EXERCISE
Continue the forum thread about gloves for cold-weather bass fishing from where it stops.

SOURCE EXCERPT
★ ★ ★ ★ ★

# Gloves for cold weather bassin?



## FLIPNPITCH (Apr 15, 2009)

Anybody have any suggestions for gloves for bassin in cold weather? I've tried the neoprene ones and my hands freakin' froze!! The best I've found so far are a pair of Winchester saddlecloth ones. But they are a little on the bulky side. What do you guys use?


----------



## ohiohunter43015 (Feb 23, 2009)

I wear a thin pair of the cheap gas station gloves under my neoprenes and don't have any problems at all


----------



## sisezz73 (Mar 9, 2007)

I like the x armour gloves. They are thin enough you dont lose to much feel. I am not going to say my hands do not get cold but I will have to say these are the best I have tried to use while fishing. Just need to change when running around to help keep hands warm. I use to use jersey gloves but would have to go threw about 5 pair a day cause they get wet. Ice armour has a thin pair of gloves I will be checking out. I know the hat keeps my bald head warm all day and night. I would like to find a pair like the x armour that are waterproof also.


----------



## Marshall (Apr 11, 2004)

★ ★ ★ ★ ★

GIVEN ENTRIES

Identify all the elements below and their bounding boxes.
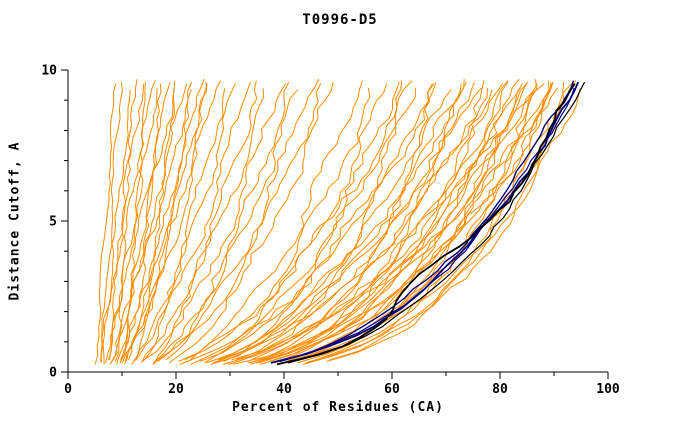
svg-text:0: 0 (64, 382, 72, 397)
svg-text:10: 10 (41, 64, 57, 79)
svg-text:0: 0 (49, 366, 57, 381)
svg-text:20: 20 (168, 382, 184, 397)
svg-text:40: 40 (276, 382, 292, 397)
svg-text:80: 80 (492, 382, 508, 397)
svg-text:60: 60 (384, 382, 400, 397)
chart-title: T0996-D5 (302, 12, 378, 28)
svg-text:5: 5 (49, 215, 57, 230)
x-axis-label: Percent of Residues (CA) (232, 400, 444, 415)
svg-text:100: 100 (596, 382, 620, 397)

★ ★ ★ ★ ★

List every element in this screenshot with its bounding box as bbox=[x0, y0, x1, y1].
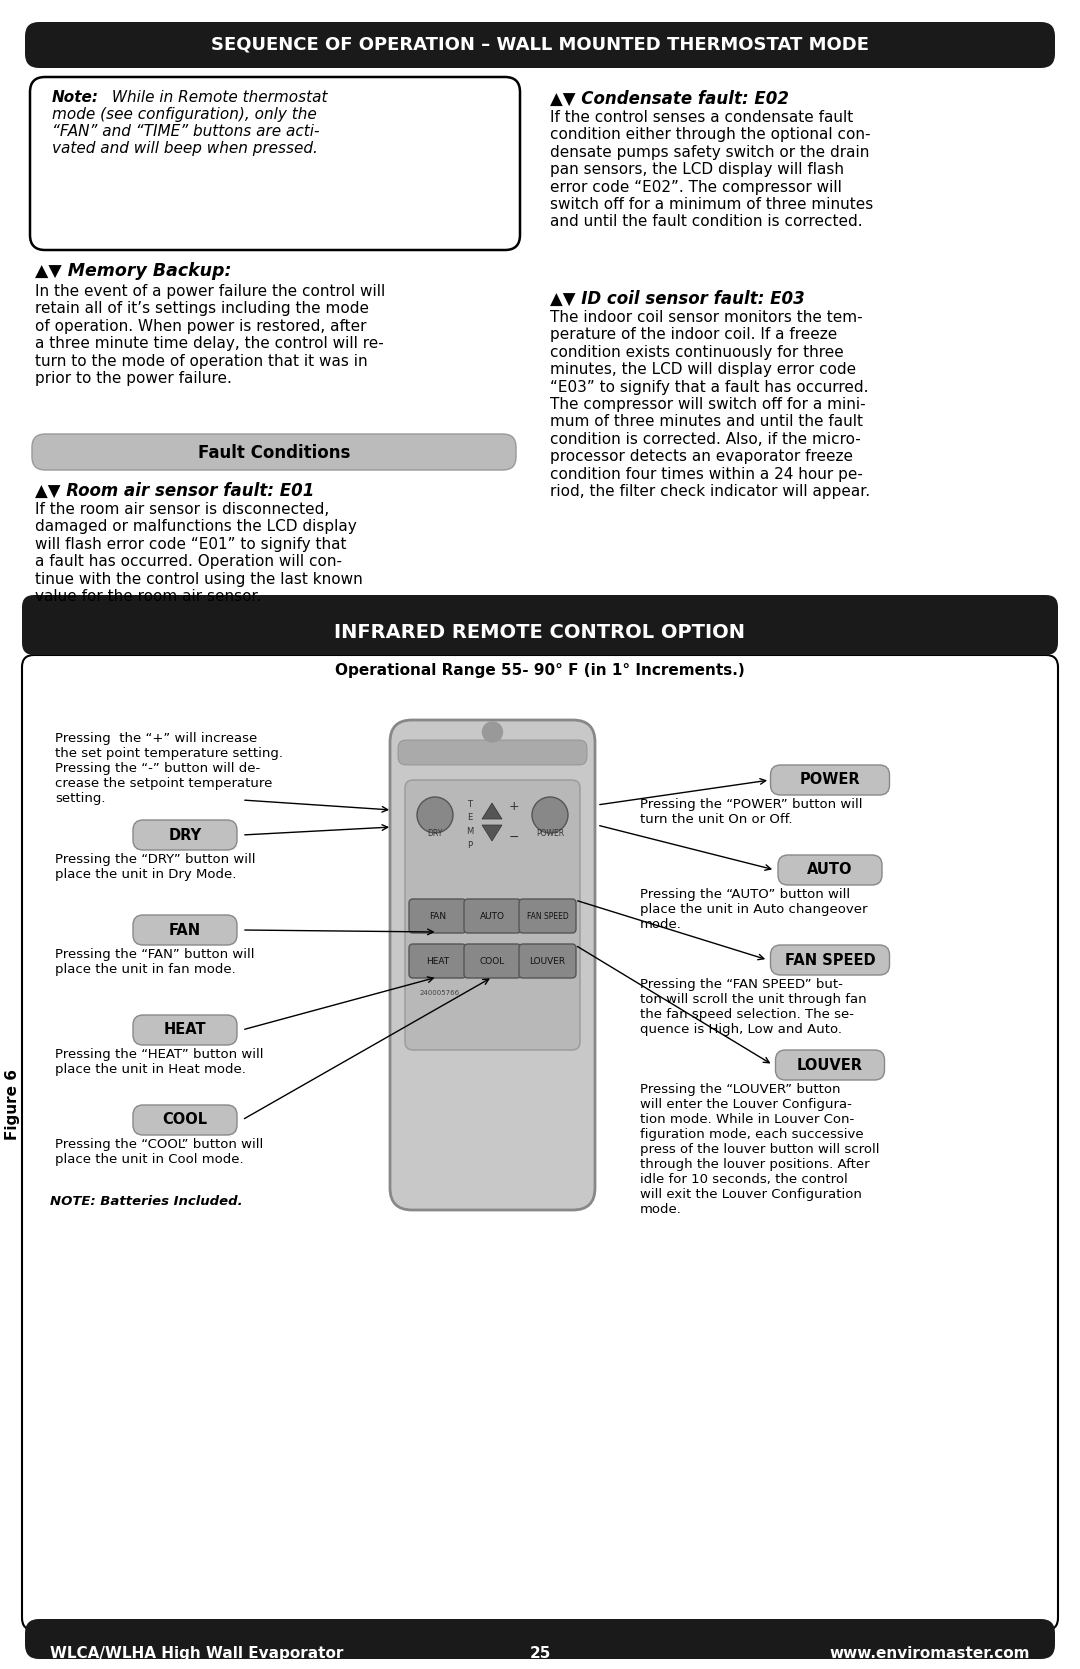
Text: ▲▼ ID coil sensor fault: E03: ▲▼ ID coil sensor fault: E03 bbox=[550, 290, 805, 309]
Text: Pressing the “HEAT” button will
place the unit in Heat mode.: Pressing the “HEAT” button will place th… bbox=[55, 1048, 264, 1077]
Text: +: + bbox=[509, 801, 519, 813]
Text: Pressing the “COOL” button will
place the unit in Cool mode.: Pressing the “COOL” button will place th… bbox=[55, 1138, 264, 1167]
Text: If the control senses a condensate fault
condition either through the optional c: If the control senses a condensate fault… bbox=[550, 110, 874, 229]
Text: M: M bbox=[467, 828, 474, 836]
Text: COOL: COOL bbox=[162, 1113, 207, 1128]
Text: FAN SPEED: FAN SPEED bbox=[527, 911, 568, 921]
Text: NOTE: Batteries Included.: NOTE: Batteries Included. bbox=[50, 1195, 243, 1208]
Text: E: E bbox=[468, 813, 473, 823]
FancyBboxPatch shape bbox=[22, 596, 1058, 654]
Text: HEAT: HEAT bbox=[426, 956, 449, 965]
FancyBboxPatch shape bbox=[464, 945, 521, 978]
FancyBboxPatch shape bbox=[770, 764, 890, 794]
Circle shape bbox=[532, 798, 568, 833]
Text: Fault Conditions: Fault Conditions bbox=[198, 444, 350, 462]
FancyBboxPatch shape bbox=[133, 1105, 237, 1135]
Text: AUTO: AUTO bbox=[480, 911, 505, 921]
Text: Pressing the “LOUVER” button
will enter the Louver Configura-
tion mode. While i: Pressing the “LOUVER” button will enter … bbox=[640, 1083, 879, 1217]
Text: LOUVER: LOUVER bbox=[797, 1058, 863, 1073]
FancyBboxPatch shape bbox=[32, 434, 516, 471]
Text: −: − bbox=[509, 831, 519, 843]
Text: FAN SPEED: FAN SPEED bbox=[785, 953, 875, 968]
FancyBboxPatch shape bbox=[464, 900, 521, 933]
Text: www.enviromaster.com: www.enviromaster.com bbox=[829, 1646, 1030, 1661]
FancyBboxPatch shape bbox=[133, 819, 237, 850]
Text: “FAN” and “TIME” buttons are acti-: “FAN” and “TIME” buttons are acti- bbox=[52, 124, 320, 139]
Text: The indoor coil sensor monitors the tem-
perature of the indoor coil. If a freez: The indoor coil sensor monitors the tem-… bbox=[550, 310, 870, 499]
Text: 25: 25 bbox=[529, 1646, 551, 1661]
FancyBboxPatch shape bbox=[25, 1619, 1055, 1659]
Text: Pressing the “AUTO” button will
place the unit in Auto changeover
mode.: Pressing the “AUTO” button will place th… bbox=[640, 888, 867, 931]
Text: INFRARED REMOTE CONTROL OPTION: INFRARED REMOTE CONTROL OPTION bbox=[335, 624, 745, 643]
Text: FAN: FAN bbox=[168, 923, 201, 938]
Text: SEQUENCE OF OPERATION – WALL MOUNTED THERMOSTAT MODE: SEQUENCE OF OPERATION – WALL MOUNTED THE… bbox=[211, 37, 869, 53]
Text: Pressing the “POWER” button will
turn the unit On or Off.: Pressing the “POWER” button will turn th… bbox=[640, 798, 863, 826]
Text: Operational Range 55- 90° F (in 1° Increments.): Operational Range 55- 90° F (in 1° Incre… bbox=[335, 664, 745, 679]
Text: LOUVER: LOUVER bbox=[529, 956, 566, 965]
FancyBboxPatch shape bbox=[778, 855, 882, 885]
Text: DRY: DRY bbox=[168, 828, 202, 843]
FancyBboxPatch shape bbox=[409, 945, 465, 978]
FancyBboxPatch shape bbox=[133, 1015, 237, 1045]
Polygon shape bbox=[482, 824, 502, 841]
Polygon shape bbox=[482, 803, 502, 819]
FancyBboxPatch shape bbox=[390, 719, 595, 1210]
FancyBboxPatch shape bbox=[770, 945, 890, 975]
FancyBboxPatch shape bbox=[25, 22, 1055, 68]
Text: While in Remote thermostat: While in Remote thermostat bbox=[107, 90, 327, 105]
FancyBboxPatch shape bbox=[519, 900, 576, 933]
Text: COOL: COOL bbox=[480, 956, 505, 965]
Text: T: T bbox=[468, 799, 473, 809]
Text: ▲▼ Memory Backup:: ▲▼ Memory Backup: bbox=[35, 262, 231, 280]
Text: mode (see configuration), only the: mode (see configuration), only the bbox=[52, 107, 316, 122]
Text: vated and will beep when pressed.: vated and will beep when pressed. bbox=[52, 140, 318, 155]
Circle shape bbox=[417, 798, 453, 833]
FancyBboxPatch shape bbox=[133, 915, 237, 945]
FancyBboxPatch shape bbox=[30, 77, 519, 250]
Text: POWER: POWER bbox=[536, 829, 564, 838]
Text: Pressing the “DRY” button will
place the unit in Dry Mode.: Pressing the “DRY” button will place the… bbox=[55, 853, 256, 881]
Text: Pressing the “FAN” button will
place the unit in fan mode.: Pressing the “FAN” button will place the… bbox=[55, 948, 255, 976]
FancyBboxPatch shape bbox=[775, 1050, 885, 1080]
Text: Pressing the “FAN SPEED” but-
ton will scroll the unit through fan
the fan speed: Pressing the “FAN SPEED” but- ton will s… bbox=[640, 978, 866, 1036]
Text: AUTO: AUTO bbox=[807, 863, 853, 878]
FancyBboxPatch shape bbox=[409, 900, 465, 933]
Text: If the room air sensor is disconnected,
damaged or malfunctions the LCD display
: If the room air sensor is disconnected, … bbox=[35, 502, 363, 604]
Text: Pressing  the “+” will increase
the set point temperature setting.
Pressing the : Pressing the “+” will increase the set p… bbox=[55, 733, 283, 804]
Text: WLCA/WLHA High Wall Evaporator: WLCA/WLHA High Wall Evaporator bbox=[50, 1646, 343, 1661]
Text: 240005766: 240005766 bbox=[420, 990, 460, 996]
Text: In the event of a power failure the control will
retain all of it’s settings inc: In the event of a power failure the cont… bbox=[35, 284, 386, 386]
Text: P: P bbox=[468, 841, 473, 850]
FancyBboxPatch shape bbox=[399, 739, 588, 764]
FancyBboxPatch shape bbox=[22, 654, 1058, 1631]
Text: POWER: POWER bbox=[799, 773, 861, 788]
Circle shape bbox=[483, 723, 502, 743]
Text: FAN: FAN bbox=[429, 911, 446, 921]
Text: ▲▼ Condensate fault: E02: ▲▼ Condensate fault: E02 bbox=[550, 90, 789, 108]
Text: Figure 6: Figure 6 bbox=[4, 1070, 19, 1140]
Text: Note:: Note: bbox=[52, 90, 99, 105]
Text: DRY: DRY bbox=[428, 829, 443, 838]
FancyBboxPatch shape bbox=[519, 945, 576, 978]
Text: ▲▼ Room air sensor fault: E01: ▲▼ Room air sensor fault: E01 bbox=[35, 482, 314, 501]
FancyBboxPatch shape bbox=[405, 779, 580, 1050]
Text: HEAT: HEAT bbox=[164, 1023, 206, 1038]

★ ★ ★ ★ ★

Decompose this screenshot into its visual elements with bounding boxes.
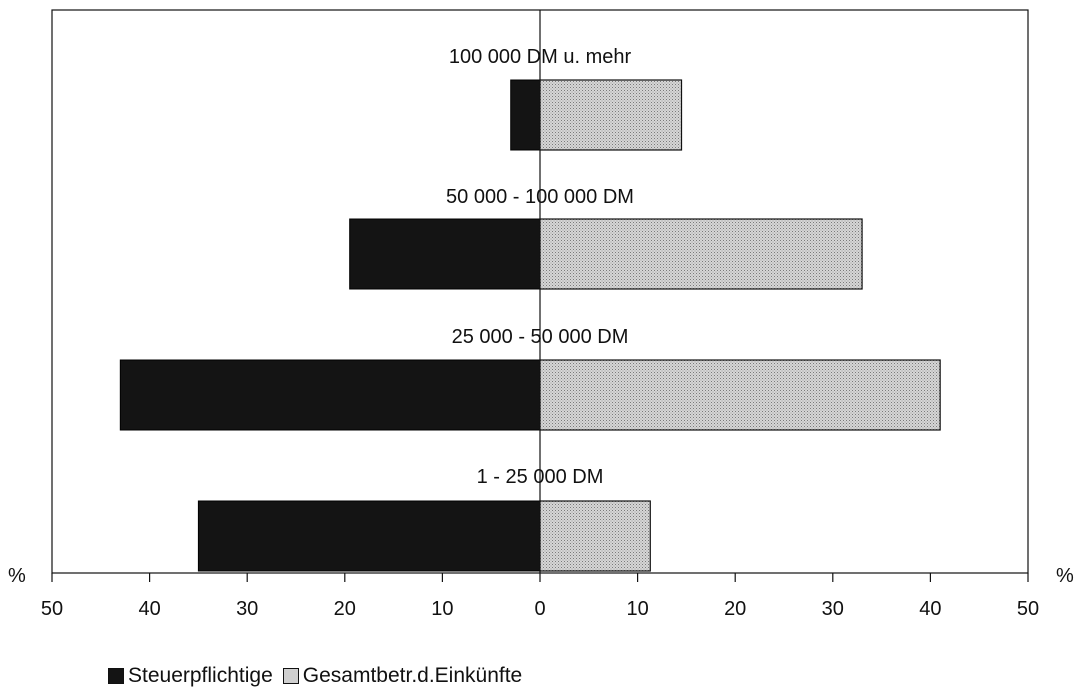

★ ★ ★ ★ ★

EXPECTED OUTPUT
I picked up a pair of gloves at dicks this winter and they work well while fishing. I have 2 types a thinner pair that i got in the hunting section for 40 ish degree weather and a thicker pair i use when its real cold. I can't remember the brands. The good part is they both are water resistant and stay pretty dry unless you put your hands in the water. I can use my baitcaster with both gloves. Here is a tip that will help you out. Buy some of the 8 hour hand warmers and place them on the underside of your wrist. All the blood that runs to your fingers passes by the veins that are close to the surface on your wrists gets warmed up as it goes to your fingers. I put my gloves on then just slip the hand warmers in the elastic cuff and they stay in place. It really works.


----------



## FLIPNPITCH (Apr 15, 2009)

Thanks for the replies fellas. I'll be lookin. Good fishin!!!


----------



## FISHIN216 (Mar 18, 2009)

football receiving gloves are the best and I am out all winter...I tie knots with them on


----------



## elkhtr (Oct 23, 2006)

http://www.cabelas.com/cabelas/en/t...arentType=index&parentId=cat601373&id=0065277

I personally like the glomitts, but the fingerless work for some as well. The nice thing about the glomitts is you can close them up for a short time to warm you fingers. I use them in some pretty cold conditions steelheading.


----------



## co-angler (Jan 3, 2010)

FootJoy winter golfing gloves do the trick for me.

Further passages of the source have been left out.